• _EXTRACT TO READ_
.....

Quantcast
Channel: VMware Communities: Message List
Viewing all articles
Browse latest Browse all 219257

ESXi 5.5u3 upgrade on HP Proliant ML350G9 with Windows 2012R2 Standard and SQL: unresponsive / freezing server

$
0
0

Hi all,

          I will warn you, this is a little long - also, maybe it would be useful to dump some info before asking for help and suggestions:

 

HARDWARE:

                         HP Proliant ML350G9 with 2GB Flash Cache RAID adapter - 24 GB RAM - 2 x SAS HDDs in RAID-1 - 1 six-core XEON CPU.

 

VIRTUALIZATION:

                          VMWARE ESXi 5.5u3 (HP image version)

 

GUESTS VM:

                         1 x Windows 7 64 bit (IMAP mail server) (40 users);

                          1 x Windows 2012 R2 Domain Controller and File Server (40 users, light Office documents);

                          1 x Windows 2012 R2 Member Server and SQL Server with accounting app (3 users);

 

All was very well as of a week ago.

 

I had ESXi 5.5 installed (no further (u)pdates, HP-supplied ESXi image) and the very same guest VMs that we have today.

.....

• _REQUIRED ACTIONS_
1. According to the forum post about the ESXi upgrade, how much RAM does the HP Proliant ML350G9 server have?
2. Write the next part of the forum post about the ESXi upgrade, starting after its final sentence.

• _MATERIAL_
.....

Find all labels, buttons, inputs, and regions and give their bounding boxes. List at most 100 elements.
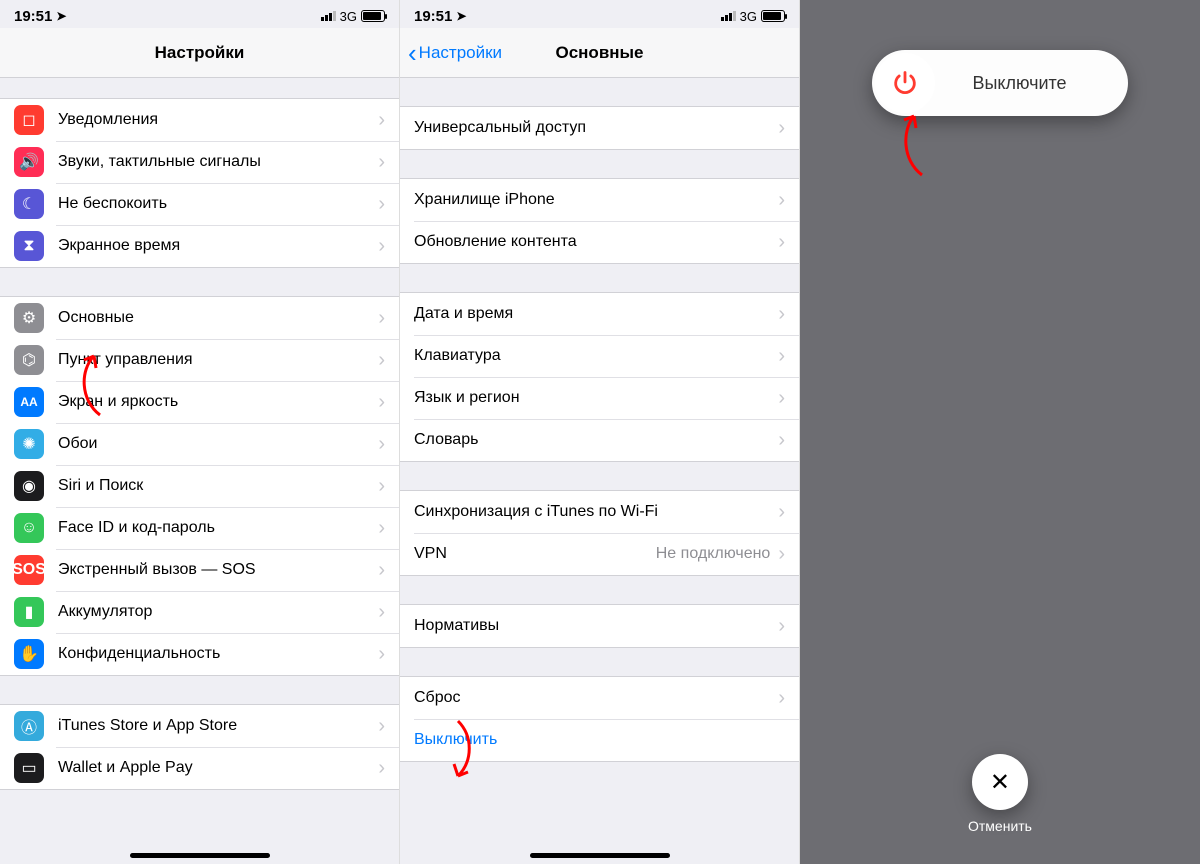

.....

• _THE RESPONSES_
1. 24 GB

2.
Due to the infamous HP AMS 10.0.0 memory leak (see VMware KB: ESXi host cannot initiate vMotion or enable services and reports the error: Heap globalCartel-1 already a…) I decide to take the host down after hours and perform a full ESXi upgrade, not only that HP agent VIB, because, well, it looked like a good idea at the time.

 

Upgrade completes without errors on a Saturday morning, reboot shows all VMs restarting without so much as a hitch, I call it a day, pat myself on the back, hurry up to the steaming spaghetti dish my sweetheart had put on the table, the Sun is shining, there is hint of Spring in the air, life is good.

 

Comes Monday morning.

 

I had already decided to drop by, just to state that everything indeed was ok, have a look around, take a coffee from the vending machine, chat with the good looking young receptionist - you know, customer care.

 

Phone rings, 'can you come up here and have a look at this?' 'sure, I'm on my way!', I glance at the watch, 08.39, I'm totally in time for my next appointment (which I will actually cancel later), I can afford to spare some minutes to reconnect some lost link or confirm a random software upgrade that by chance must have been put online last weekend.

 

"not responding" translucent screen from the accounting app. On all three desktop PCs. Anything else is OK.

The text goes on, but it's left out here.